- _BRIEF_: The required output is the line containing "Read all visible content and emit it as JSON." through the final line of the material below, printed exactly, with no other lines.

Dataset records:
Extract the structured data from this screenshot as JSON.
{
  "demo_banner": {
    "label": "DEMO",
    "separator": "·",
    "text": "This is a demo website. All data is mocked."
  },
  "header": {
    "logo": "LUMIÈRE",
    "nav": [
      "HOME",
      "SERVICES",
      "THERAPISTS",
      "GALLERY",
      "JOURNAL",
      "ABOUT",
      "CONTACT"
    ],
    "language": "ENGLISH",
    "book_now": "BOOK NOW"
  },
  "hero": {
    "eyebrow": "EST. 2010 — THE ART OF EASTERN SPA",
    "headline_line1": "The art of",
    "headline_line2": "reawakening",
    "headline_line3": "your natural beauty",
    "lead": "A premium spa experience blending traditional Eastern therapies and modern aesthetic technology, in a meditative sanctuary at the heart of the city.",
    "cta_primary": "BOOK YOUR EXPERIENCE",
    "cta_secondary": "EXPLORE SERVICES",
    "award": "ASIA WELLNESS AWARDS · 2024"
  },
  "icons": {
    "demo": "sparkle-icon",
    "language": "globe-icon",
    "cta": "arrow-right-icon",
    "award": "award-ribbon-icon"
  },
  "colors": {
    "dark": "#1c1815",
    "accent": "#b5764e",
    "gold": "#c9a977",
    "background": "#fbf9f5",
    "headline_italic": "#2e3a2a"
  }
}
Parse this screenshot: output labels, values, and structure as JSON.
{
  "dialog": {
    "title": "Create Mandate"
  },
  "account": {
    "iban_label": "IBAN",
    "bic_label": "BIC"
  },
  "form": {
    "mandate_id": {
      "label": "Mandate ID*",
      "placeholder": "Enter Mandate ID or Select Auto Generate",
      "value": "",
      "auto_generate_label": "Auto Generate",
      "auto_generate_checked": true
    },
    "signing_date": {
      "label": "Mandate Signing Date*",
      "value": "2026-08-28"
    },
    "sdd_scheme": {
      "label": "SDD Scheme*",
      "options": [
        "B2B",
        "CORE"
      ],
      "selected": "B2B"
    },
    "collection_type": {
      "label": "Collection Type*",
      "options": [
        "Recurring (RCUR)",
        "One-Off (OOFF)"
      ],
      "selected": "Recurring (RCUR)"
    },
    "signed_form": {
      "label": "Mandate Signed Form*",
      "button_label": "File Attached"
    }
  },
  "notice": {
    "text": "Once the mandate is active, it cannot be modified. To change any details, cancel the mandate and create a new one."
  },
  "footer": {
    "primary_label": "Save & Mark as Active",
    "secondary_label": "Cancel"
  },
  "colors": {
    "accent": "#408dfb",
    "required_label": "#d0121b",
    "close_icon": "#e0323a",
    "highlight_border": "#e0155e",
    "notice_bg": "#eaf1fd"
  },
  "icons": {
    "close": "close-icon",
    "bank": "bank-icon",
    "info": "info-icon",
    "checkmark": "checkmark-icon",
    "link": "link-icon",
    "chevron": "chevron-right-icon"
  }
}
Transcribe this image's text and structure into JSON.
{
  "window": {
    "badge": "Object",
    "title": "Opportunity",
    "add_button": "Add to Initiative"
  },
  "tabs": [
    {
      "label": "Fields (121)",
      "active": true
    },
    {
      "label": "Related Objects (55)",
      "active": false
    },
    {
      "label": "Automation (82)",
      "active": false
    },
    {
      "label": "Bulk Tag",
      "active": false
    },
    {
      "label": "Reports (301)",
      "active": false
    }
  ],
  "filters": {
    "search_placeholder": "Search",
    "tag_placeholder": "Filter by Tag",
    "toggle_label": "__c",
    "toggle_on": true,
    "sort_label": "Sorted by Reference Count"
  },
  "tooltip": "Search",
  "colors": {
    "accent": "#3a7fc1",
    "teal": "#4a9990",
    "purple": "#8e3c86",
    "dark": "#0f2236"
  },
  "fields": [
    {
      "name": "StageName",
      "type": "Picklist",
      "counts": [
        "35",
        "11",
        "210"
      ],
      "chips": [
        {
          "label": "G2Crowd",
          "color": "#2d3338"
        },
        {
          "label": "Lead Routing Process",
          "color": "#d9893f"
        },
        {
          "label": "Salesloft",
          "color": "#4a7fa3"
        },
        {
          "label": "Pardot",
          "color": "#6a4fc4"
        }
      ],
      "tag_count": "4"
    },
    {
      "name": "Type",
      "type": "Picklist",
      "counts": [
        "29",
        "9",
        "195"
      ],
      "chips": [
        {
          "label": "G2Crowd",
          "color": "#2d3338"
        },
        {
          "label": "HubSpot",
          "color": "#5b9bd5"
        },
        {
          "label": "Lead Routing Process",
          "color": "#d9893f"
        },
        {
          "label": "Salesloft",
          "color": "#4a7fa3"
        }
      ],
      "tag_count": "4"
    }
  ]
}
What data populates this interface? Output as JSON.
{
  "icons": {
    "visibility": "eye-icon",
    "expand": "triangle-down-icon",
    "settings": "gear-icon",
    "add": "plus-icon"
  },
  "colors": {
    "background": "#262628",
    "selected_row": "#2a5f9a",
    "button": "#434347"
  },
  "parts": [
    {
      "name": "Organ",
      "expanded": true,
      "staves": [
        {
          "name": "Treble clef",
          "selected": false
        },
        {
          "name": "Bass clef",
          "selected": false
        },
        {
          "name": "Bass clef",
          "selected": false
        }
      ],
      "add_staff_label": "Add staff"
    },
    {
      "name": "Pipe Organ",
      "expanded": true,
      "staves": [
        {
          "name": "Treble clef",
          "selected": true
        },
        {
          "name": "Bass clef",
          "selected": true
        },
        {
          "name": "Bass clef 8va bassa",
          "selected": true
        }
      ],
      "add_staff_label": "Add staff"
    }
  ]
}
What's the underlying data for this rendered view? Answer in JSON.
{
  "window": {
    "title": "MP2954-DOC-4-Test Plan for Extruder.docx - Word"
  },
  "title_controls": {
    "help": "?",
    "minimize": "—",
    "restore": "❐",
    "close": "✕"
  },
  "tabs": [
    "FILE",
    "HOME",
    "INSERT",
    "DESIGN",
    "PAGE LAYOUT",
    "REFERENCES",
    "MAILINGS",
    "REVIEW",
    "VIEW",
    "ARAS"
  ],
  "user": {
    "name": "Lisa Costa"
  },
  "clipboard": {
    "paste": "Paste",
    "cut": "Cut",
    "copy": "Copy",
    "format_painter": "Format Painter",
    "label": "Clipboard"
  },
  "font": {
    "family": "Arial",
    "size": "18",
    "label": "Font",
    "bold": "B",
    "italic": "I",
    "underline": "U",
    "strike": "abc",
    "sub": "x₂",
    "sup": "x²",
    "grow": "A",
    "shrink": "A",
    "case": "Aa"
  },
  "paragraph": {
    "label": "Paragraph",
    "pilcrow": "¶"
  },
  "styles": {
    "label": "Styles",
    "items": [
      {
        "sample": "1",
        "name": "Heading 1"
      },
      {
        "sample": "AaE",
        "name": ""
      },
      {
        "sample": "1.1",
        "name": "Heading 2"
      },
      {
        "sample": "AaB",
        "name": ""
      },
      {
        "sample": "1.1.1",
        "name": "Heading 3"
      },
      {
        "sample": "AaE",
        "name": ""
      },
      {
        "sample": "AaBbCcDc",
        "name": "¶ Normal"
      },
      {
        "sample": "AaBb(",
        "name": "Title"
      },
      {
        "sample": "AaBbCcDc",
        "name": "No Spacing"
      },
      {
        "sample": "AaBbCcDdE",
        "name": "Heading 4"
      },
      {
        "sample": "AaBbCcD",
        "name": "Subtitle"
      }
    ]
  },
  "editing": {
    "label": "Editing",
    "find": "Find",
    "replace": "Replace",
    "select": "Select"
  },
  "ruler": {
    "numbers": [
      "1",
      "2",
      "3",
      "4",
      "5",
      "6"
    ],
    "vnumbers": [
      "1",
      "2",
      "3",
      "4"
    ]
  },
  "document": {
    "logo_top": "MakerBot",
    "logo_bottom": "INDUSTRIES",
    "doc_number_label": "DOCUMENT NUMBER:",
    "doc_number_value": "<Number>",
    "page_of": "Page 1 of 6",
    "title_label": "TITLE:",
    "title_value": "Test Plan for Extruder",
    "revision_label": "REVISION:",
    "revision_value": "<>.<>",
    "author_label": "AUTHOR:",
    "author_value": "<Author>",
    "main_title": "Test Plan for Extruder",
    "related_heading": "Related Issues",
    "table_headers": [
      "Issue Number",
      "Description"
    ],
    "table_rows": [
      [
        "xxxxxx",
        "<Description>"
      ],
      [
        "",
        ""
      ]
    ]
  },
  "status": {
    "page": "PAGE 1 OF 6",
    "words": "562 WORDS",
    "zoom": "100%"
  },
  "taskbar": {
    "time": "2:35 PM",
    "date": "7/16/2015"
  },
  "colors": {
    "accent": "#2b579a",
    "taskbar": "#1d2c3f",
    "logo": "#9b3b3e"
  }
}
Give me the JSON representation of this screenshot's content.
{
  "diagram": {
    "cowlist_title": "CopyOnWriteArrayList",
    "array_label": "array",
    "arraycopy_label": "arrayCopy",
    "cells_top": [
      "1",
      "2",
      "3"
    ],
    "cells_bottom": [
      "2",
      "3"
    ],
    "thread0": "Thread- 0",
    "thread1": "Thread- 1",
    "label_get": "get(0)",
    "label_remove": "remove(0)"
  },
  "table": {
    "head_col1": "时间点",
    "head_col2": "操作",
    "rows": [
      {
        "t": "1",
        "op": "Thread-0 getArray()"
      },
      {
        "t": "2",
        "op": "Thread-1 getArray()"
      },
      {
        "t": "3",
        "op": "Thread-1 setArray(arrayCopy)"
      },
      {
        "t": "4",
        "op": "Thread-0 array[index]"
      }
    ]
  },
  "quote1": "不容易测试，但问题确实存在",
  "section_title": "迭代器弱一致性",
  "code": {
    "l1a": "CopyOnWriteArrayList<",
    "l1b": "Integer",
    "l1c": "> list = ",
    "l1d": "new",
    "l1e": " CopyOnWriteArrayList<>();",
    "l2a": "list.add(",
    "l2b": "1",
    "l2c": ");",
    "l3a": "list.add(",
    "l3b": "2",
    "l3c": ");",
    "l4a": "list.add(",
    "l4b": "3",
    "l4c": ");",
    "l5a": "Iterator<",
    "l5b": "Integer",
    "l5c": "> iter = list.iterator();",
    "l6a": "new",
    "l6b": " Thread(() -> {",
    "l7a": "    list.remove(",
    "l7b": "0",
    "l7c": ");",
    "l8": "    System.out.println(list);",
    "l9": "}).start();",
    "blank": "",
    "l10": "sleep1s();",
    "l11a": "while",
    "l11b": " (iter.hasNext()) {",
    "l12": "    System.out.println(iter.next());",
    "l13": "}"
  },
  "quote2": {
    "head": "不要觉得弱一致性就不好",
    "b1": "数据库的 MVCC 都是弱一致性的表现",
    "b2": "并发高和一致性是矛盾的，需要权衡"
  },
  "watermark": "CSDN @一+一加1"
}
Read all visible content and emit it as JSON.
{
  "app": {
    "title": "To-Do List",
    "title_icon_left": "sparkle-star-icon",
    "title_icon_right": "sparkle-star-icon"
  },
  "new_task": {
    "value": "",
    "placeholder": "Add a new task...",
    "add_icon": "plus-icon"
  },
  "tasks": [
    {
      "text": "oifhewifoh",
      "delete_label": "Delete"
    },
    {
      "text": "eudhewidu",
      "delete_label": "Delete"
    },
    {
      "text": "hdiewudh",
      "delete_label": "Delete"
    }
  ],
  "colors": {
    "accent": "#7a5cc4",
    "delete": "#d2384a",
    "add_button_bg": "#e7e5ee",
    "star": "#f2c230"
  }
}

- _OUTPUT FOR THIS EXERCISE_:
Read all visible content and emit it as JSON.
{
  "app": {
    "title": "To-Do List",
    "title_icon_left": "sparkle-star-icon",
    "title_icon_right": "sparkle-star-icon"
  },
  "new_task": {
    "value": "",
    "placeholder": "Add a new task...",
    "add_icon": "plus-icon"
  },
  "tasks": [
    {
      "text": "oifhewifoh",
      "delete_label": "Delete"
    },
    {
      "text": "eudhewidu",
      "delete_label": "Delete"
    },
    {
      "text": "hdiewudh",
      "delete_label": "Delete"
    }
  ],
  "colors": {
    "accent": "#7a5cc4",
    "delete": "#d2384a",
    "add_button_bg": "#e7e5ee",
    "star": "#f2c230"
  }
}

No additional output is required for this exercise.